◆ **The task**: Copy out all lines carrying the word "Constantin".

━━━━━ Source material

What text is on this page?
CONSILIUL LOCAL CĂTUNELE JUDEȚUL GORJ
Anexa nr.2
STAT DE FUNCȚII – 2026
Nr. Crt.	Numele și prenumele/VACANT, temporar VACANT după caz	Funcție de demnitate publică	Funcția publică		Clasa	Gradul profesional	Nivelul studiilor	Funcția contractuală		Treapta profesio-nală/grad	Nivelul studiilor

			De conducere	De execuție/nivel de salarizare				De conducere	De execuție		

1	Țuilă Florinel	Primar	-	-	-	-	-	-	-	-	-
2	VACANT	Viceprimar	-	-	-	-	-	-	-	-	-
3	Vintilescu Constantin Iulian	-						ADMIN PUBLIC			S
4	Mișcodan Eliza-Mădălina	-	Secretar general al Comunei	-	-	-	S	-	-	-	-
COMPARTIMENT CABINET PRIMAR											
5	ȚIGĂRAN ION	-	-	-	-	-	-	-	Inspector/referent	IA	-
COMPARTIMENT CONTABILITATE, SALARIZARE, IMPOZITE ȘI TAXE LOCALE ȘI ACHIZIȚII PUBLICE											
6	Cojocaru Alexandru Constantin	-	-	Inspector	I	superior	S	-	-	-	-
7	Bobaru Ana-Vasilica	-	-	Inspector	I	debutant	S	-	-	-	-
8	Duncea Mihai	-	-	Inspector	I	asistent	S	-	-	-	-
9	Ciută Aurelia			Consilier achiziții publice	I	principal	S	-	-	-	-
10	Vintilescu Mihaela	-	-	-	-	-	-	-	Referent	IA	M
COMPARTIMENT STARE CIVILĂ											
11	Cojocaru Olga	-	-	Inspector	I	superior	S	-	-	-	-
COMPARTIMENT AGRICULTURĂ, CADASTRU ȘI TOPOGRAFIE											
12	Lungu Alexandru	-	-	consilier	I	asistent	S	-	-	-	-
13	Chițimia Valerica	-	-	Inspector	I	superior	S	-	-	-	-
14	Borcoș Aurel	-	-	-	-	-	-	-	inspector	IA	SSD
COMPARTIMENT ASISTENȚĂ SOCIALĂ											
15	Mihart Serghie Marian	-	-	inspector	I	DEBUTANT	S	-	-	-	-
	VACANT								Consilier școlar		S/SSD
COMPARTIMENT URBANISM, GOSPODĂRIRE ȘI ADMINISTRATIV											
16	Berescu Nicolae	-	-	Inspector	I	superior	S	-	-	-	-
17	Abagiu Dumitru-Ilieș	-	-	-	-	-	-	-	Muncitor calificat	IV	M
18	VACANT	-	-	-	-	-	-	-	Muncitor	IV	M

━━━━━━━━━━

◆ **Response to the task**:
3	Vintilescu Constantin Iulian	-						ADMIN PUBLIC			S
6	Cojocaru Alexandru Constantin	-	-	Inspector	I	superior	S	-	-	-	-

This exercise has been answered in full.